(Collected data)
—————

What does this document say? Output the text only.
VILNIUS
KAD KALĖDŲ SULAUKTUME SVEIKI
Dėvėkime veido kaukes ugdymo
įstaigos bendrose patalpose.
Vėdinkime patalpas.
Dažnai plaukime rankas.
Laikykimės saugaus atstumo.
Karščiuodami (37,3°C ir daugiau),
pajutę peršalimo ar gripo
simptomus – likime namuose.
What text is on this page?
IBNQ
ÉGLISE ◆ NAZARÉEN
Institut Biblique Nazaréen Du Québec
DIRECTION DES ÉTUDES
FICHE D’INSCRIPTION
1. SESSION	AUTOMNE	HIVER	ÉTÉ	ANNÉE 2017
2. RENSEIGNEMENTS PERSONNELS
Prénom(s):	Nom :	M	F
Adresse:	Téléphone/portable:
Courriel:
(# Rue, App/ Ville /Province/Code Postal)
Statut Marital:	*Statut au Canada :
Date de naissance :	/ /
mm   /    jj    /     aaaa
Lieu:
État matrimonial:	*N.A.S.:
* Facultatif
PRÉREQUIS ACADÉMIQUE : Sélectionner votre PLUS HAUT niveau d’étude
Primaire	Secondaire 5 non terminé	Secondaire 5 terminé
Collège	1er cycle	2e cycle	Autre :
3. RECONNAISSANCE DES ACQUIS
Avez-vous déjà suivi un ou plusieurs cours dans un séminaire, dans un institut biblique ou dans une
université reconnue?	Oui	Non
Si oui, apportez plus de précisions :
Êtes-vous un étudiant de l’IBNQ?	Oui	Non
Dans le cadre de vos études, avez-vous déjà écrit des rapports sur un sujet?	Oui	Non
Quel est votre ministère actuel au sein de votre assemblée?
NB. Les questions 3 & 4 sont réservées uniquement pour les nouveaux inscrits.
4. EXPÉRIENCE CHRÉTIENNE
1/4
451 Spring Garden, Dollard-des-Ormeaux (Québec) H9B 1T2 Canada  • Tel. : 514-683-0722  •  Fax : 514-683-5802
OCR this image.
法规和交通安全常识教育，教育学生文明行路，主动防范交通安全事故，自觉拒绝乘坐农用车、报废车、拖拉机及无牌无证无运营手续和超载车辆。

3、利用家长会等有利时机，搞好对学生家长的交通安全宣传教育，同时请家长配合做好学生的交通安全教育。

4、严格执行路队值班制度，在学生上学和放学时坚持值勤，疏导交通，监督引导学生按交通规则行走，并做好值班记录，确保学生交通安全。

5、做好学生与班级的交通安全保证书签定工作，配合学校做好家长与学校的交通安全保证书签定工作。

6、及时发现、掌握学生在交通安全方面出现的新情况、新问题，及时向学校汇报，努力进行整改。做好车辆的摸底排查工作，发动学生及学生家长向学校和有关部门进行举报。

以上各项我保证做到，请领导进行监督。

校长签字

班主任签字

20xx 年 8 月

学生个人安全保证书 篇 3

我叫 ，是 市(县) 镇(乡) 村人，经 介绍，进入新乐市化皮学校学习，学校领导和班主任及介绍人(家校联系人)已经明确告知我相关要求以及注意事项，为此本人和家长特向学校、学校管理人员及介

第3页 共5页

—————

| What you are asked to do |
Retype exactly, please, each line from the line that contains "OCR this image." through the last line of the entries above, with nothing added.

| Result for this exercise |
OCR this image.
法规和交通安全常识教育，教育学生文明行路，主动防范交通安全事故，自觉拒绝乘坐农用车、报废车、拖拉机及无牌无证无运营手续和超载车辆。

3、利用家长会等有利时机，搞好对学生家长的交通安全宣传教育，同时请家长配合做好学生的交通安全教育。

4、严格执行路队值班制度，在学生上学和放学时坚持值勤，疏导交通，监督引导学生按交通规则行走，并做好值班记录，确保学生交通安全。

5、做好学生与班级的交通安全保证书签定工作，配合学校做好家长与学校的交通安全保证书签定工作。

6、及时发现、掌握学生在交通安全方面出现的新情况、新问题，及时向学校汇报，努力进行整改。做好车辆的摸底排查工作，发动学生及学生家长向学校和有关部门进行举报。

以上各项我保证做到，请领导进行监督。

校长签字

班主任签字

20xx 年 8 月

学生个人安全保证书 篇 3

我叫 ，是 市(县) 镇(乡) 村人，经 介绍，进入新乐市化皮学校学习，学校领导和班主任及介绍人(家校联系人)已经明确告知我相关要求以及注意事项，为此本人和家长特向学校、学校管理人员及介

第3页 共5页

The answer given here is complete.